> Do this: Each entry below should be echoed exactly, with pictures omitted.

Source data

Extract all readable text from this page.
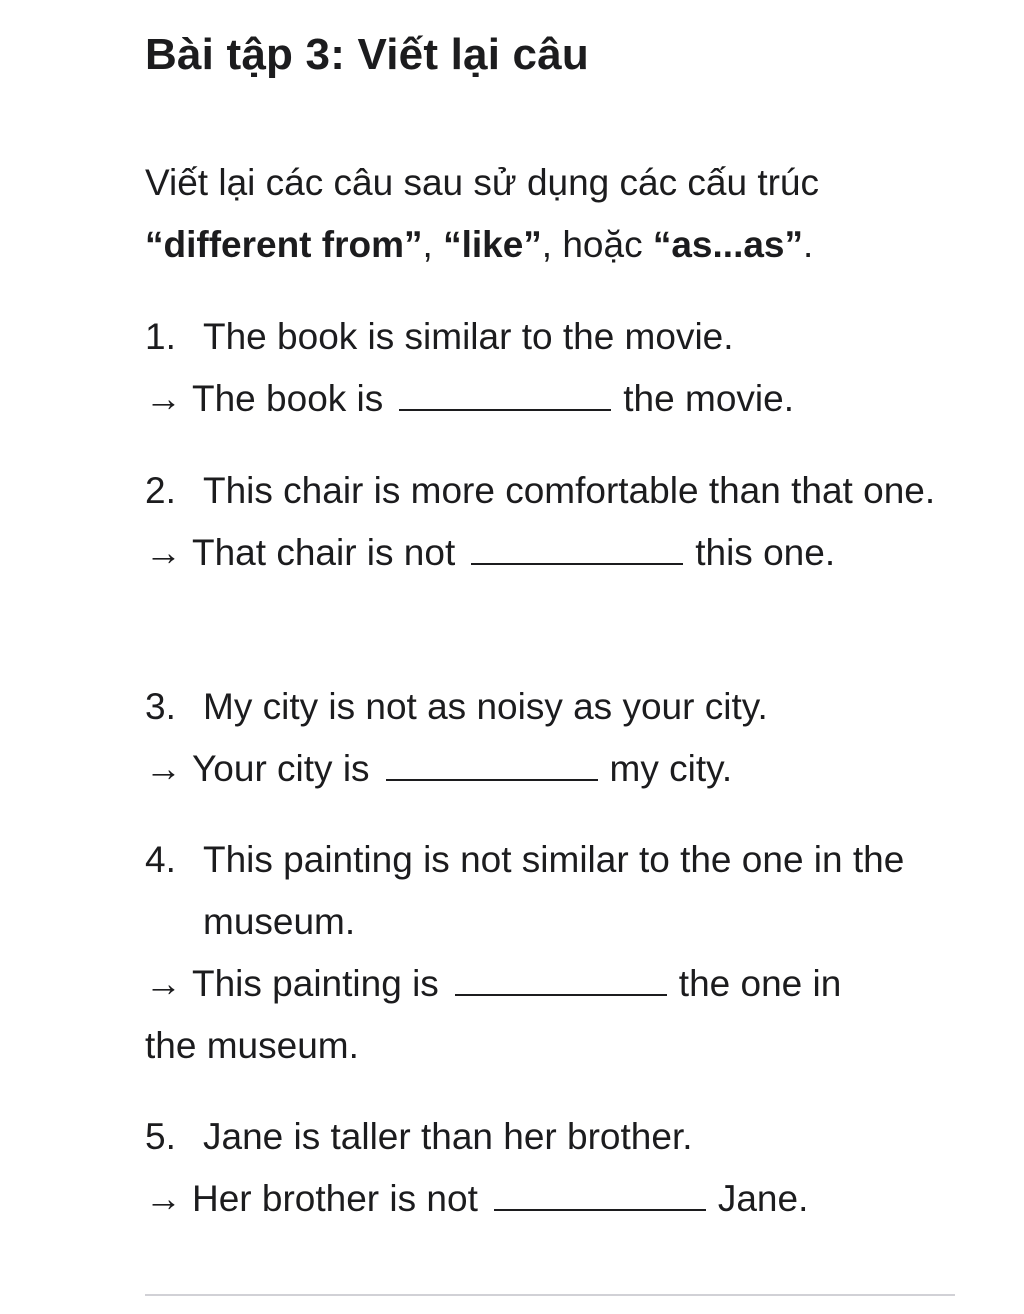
Bài tập 3: Viết lại câu

Viết lại các câu sau sử dụng các cấu trúc
“different from”, “like”, hoặc “as...as”.

1. The book is similar to the movie.
→ The book is	the movie.
2. This chair is more comfortable than that one.
→ That chair is not	this one.
3. My city is not as noisy as your city.
→ Your city is	my city.
4. This painting is not similar to the one in the museum.
→ This painting is	the one in
the museum.
5. Jane is taller than her brother.
→ Her brother is not	Jane.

> Reply:
Extract all readable text from this page.
Bài tập 3: Viết lại câu

Viết lại các câu sau sử dụng các cấu trúc
“different from”, “like”, hoặc “as...as”.

1. The book is similar to the movie.
→ The book is	the movie.
2. This chair is more comfortable than that one.
→ That chair is not	this one.
3. My city is not as noisy as your city.
→ Your city is	my city.
4. This painting is not similar to the one in the museum.
→ This painting is	the one in
the museum.
5. Jane is taller than her brother.
→ Her brother is not	Jane.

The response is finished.